__Task directions__:
Without including any pictures, write out the listing below exactly.

Records from a data collection
###

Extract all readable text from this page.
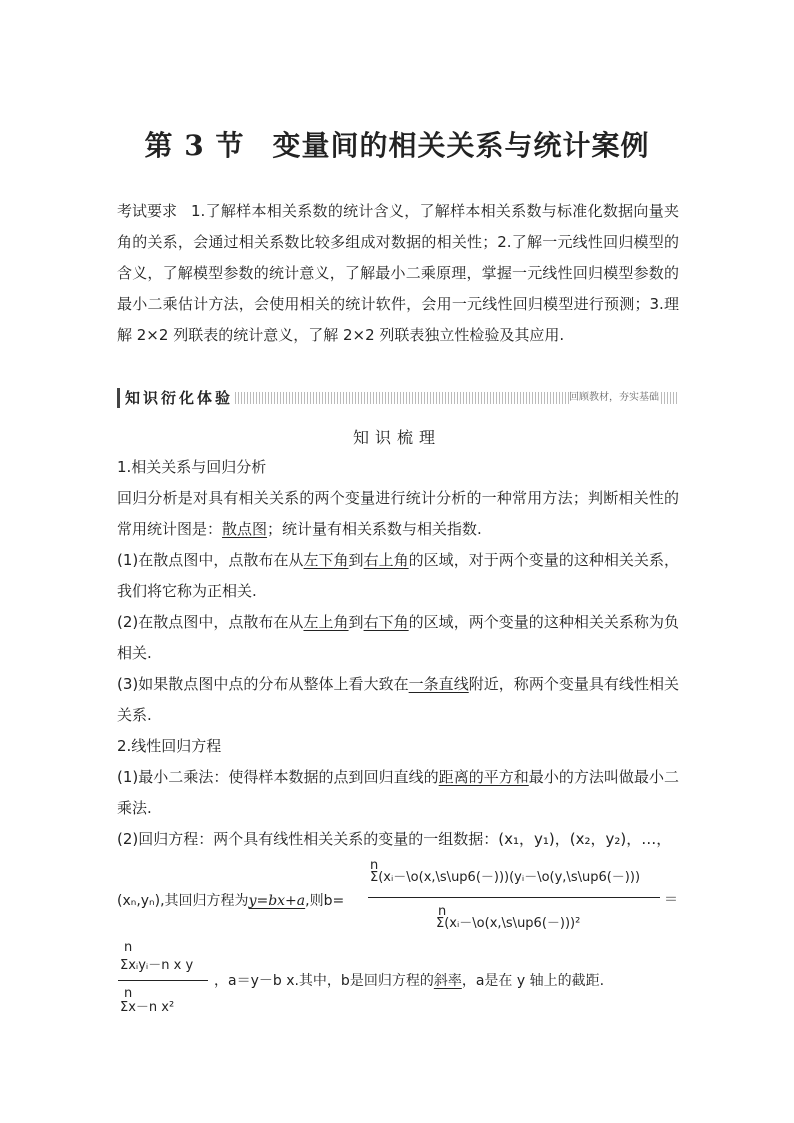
第 3 节 变量间的相关关系与统计案例
考试要求 1.了解样本相关系数的统计含义，了解样本相关系数与标准化数据向量夹角的关系，会通过相关系数比较多组成对数据的相关性；2.了解一元线性回归模型的含义，了解模型参数的统计意义，了解最小二乘原理，掌握一元线性回归模型参数的最小二乘估计方法，会使用相关的统计软件，会用一元线性回归模型进行预测；3.理解 2×2 列联表的统计意义，了解 2×2 列联表独立性检验及其应用.
知识衍化体验	回顾教材，夯实基础
知识梳理

1.相关关系与回归分析

回归分析是对具有相关关系的两个变量进行统计分析的一种常用方法；判断相关性的常用统计图是：散点图；统计量有相关系数与相关指数.

(1)在散点图中，点散布在从左下角到右上角的区域，对于两个变量的这种相关关系，我们将它称为正相关.

(2)在散点图中，点散布在从左上角到右下角的区域，两个变量的这种相关关系称为负相关.

(3)如果散点图中点的分布从整体上看大致在一条直线附近，称两个变量具有线性相关关系.

2.线性回归方程

(1)最小二乘法：使得样本数据的点到回归直线的距离的平方和最小的方法叫做最小二乘法.

(2)回归方程：两个具有线性相关关系的变量的一组数据：(x₁，y₁)，(x₂，y₂)，…，

(xₙ,yₙ),其回归方程为y=bx+a,则b=
n
Σ(xᵢ－\o(x,\s\up6(－)))(yᵢ－\o(y,\s\up6(－)))
n
Σ(xᵢ－\o(x,\s\up6(－)))²
＝
n
Σxᵢyᵢ－n x y
n
Σx－n x²
，a＝y－b x.其中，b是回归方程的斜率，a是在 y 轴上的截距.
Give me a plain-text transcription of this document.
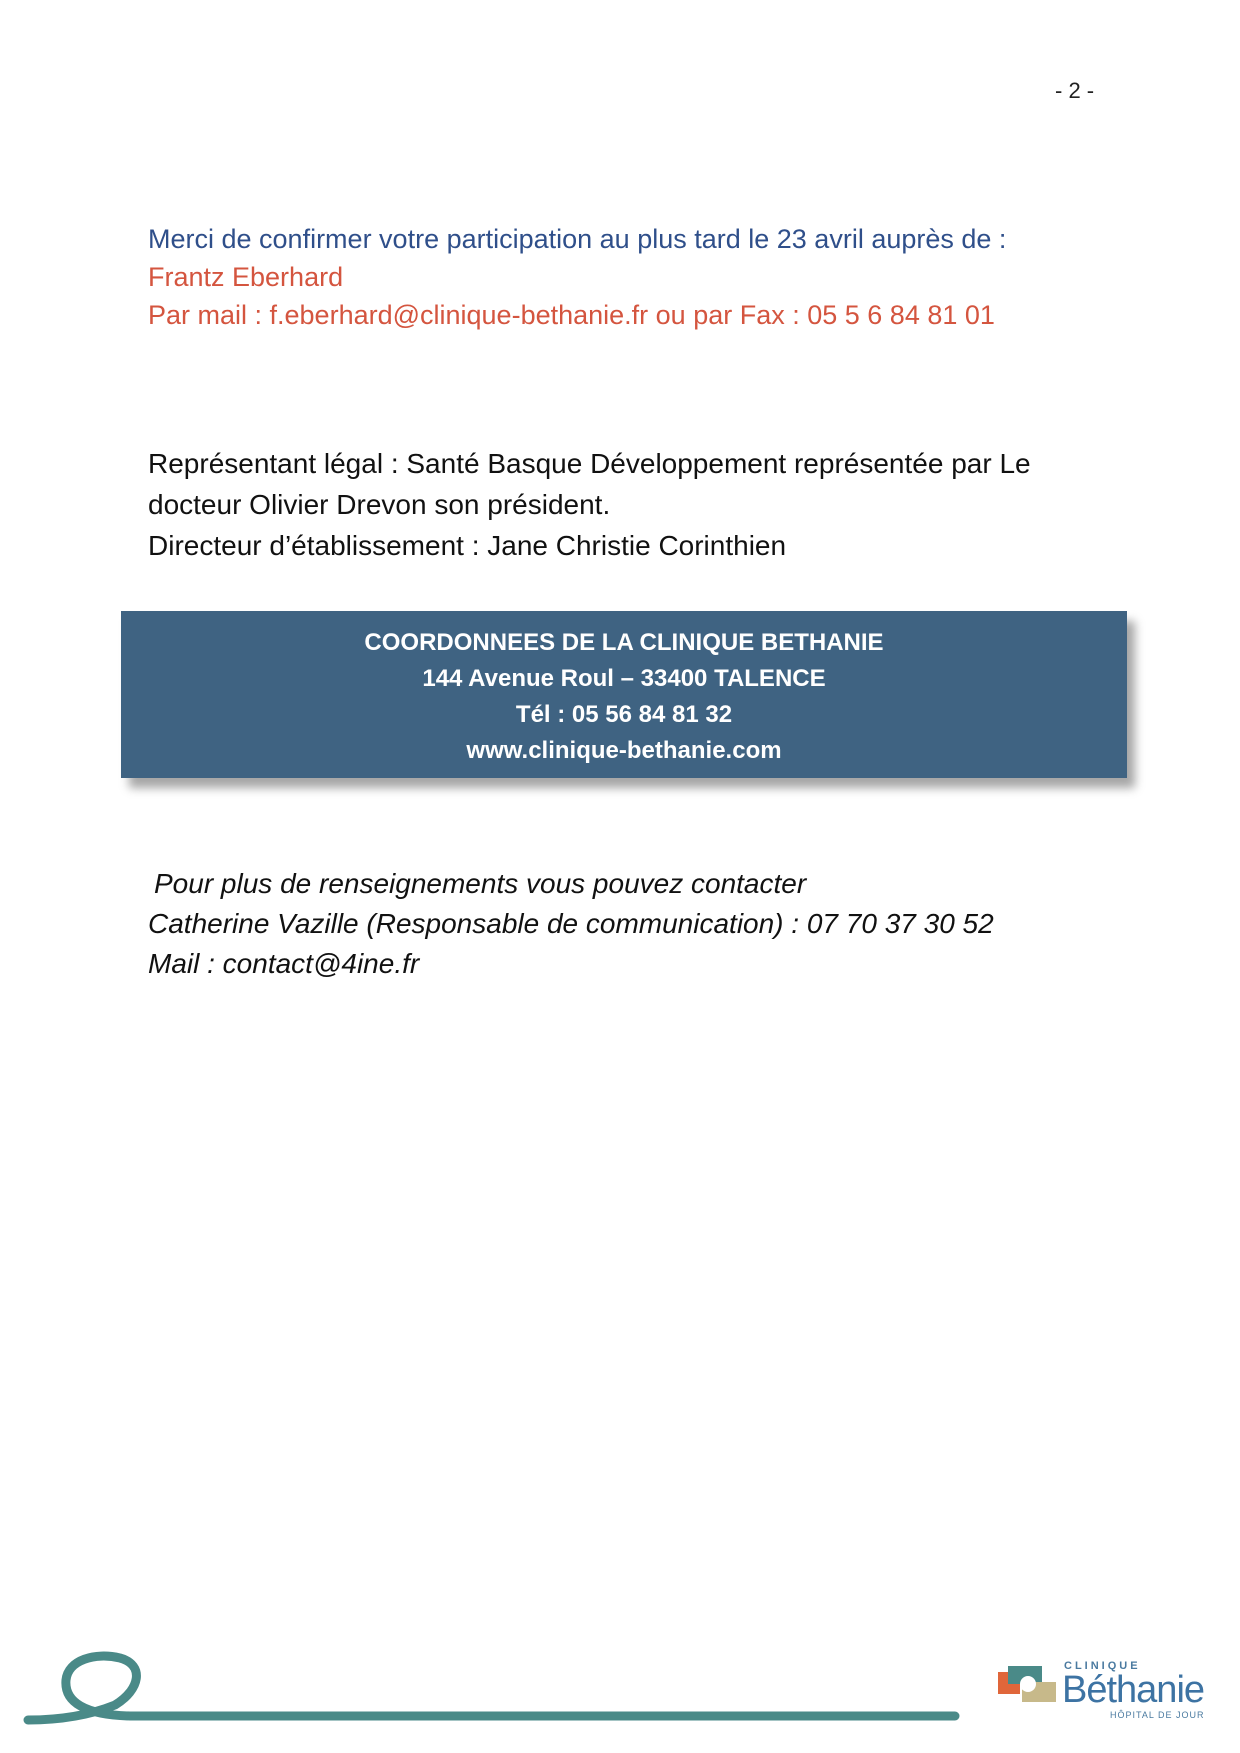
- 2 -
Merci de confirmer votre participation au plus tard le 23 avril auprès de :
Frantz Eberhard
Par mail : f.eberhard@clinique-bethanie.fr ou par Fax : 05 5 6 84 81 01
Représentant légal : Santé Basque Développement représentée par Le
docteur Olivier Drevon son président.
Directeur d’établissement : Jane Christie Corinthien
COORDONNEES DE LA CLINIQUE BETHANIE
144 Avenue Roul – 33400 TALENCE
Tél : 05 56 84 81 32
www.clinique-bethanie.com
Pour plus de renseignements vous pouvez contacter
Catherine Vazille (Responsable de communication) : 07 70 37 30 52
Mail : contact@4ine.fr
CLINIQUE
Béthanie
HÔPITAL DE JOUR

###

__Solution for this task__:
Extract all readable text from this page.
第 3 节 变量间的相关关系与统计案例
考试要求 1.了解样本相关系数的统计含义，了解样本相关系数与标准化数据向量夹角的关系，会通过相关系数比较多组成对数据的相关性；2.了解一元线性回归模型的含义，了解模型参数的统计意义，了解最小二乘原理，掌握一元线性回归模型参数的最小二乘估计方法，会使用相关的统计软件，会用一元线性回归模型进行预测；3.理解 2×2 列联表的统计意义，了解 2×2 列联表独立性检验及其应用.
知识衍化体验	回顾教材，夯实基础
知识梳理

1.相关关系与回归分析

回归分析是对具有相关关系的两个变量进行统计分析的一种常用方法；判断相关性的常用统计图是：散点图；统计量有相关系数与相关指数.

(1)在散点图中，点散布在从左下角到右上角的区域，对于两个变量的这种相关关系，我们将它称为正相关.

(2)在散点图中，点散布在从左上角到右下角的区域，两个变量的这种相关关系称为负相关.

(3)如果散点图中点的分布从整体上看大致在一条直线附近，称两个变量具有线性相关关系.

2.线性回归方程

(1)最小二乘法：使得样本数据的点到回归直线的距离的平方和最小的方法叫做最小二乘法.

(2)回归方程：两个具有线性相关关系的变量的一组数据：(x₁，y₁)，(x₂，y₂)，…，

(xₙ,yₙ),其回归方程为y=bx+a,则b=
n
Σ(xᵢ－\o(x,\s\up6(－)))(yᵢ－\o(y,\s\up6(－)))
n
Σ(xᵢ－\o(x,\s\up6(－)))²
＝
n
Σxᵢyᵢ－n x y
n
Σx－n x²
，a＝y－b x.其中，b是回归方程的斜率，a是在 y 轴上的截距.
Give me a plain-text transcription of this document.
- 2 -
Merci de confirmer votre participation au plus tard le 23 avril auprès de :
Frantz Eberhard
Par mail : f.eberhard@clinique-bethanie.fr ou par Fax : 05 5 6 84 81 01
Représentant légal : Santé Basque Développement représentée par Le
docteur Olivier Drevon son président.
Directeur d’établissement : Jane Christie Corinthien
COORDONNEES DE LA CLINIQUE BETHANIE
144 Avenue Roul – 33400 TALENCE
Tél : 05 56 84 81 32
www.clinique-bethanie.com
Pour plus de renseignements vous pouvez contacter
Catherine Vazille (Responsable de communication) : 07 70 37 30 52
Mail : contact@4ine.fr
CLINIQUE
Béthanie
HÔPITAL DE JOUR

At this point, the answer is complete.